» **TASK STATEMENT**: Check every line below for the word "path" and copy each one that has it.

» **DATA ROWS**:

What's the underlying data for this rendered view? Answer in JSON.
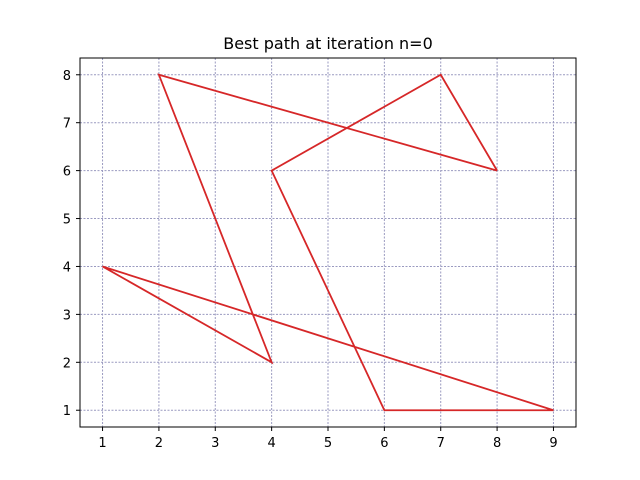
{
  "colors": {
    "path": "#d62728",
    "grid": "#9a9ac0",
    "axis": "#000000"
  },
  "chart_data": {
    "type": "line",
    "title": "Best path at iteration n=0",
    "xlabel": "",
    "ylabel": "",
    "xlim": [
      0.6,
      9.4
    ],
    "ylim": [
      0.65,
      8.35
    ],
    "x_ticks": [
      1,
      2,
      3,
      4,
      5,
      6,
      7,
      8,
      9
    ],
    "y_ticks": [
      1,
      2,
      3,
      4,
      5,
      6,
      7,
      8
    ],
    "grid": true,
    "series": [
      {
        "x": [
          8,
          2,
          4,
          1,
          9,
          6,
          4,
          7,
          8
        ],
        "y": [
          6,
          8,
          2,
          4,
          1,
          1,
          6,
          8,
          6
        ]
      }
    ]
  }
}
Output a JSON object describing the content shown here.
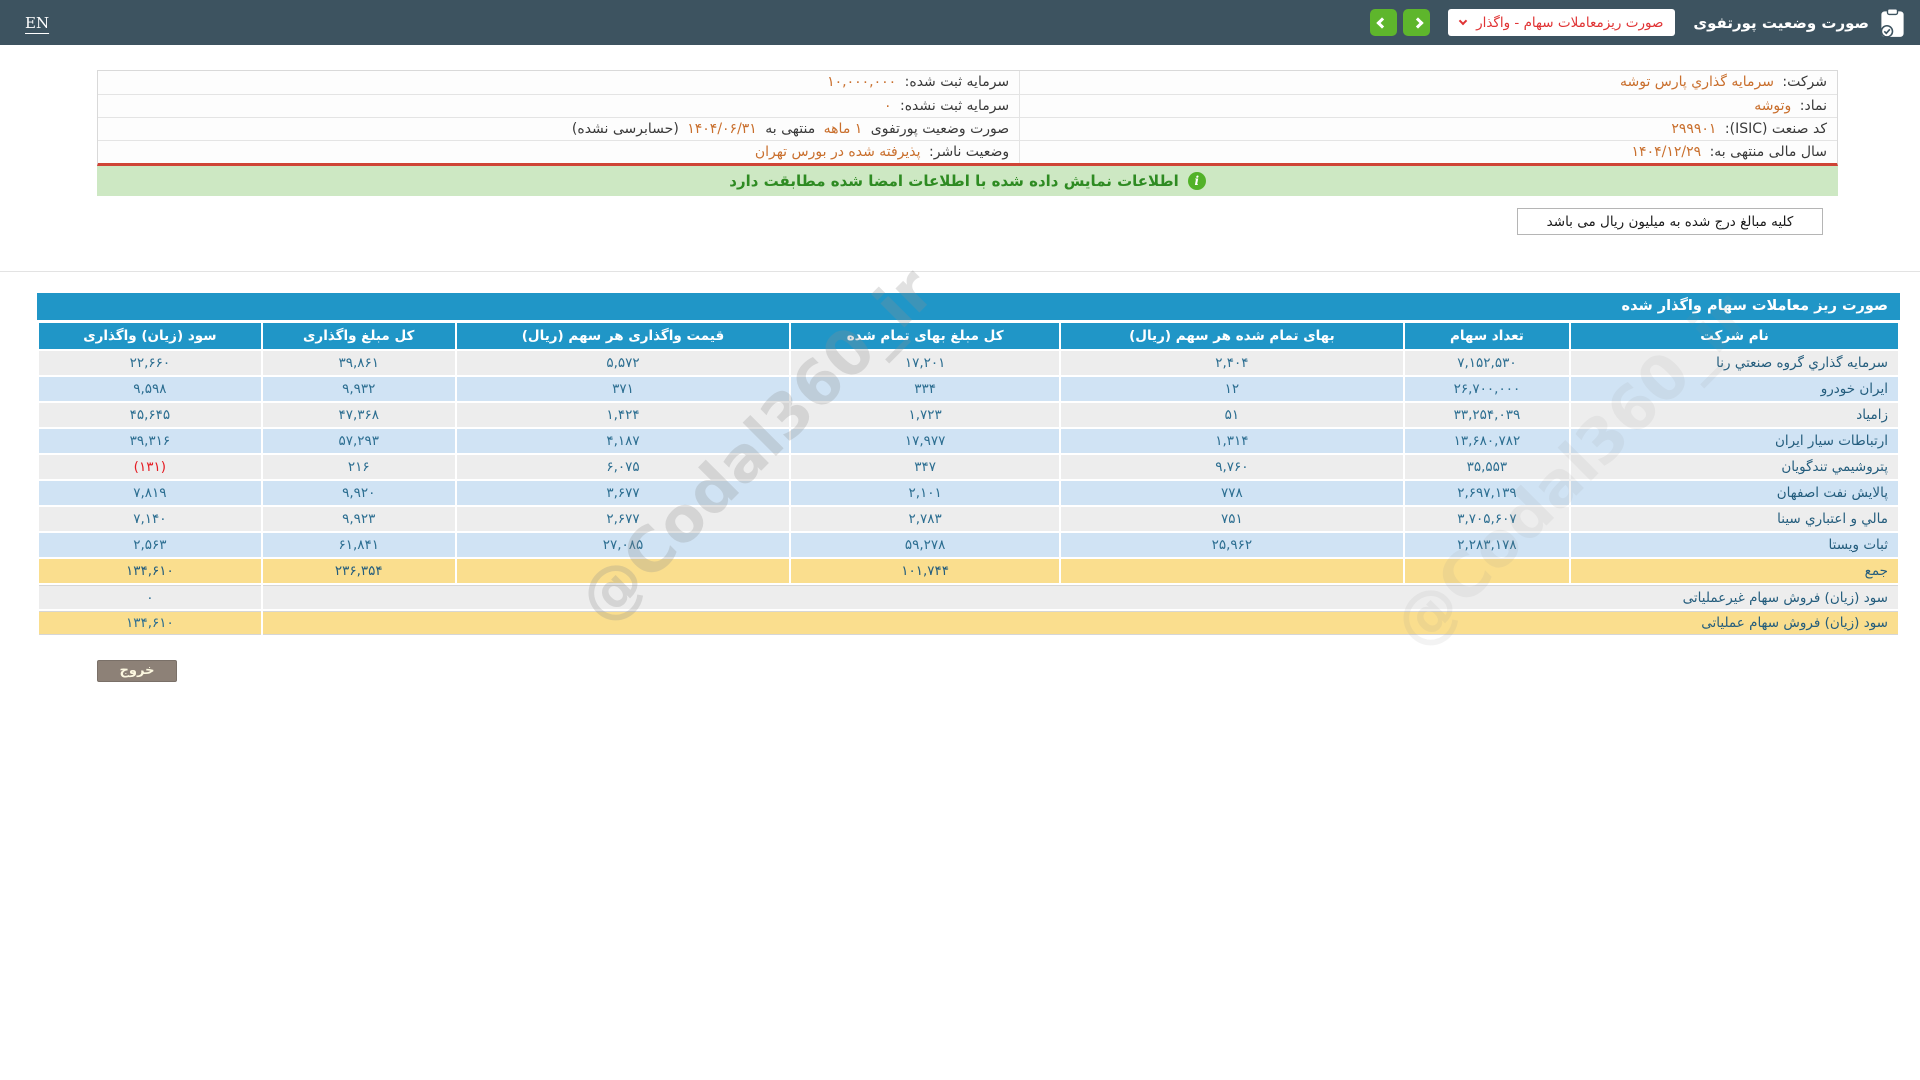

» **EXERCISE RESULT**:
    "path": "#d62728",
    "title": "Best path at iteration n=0",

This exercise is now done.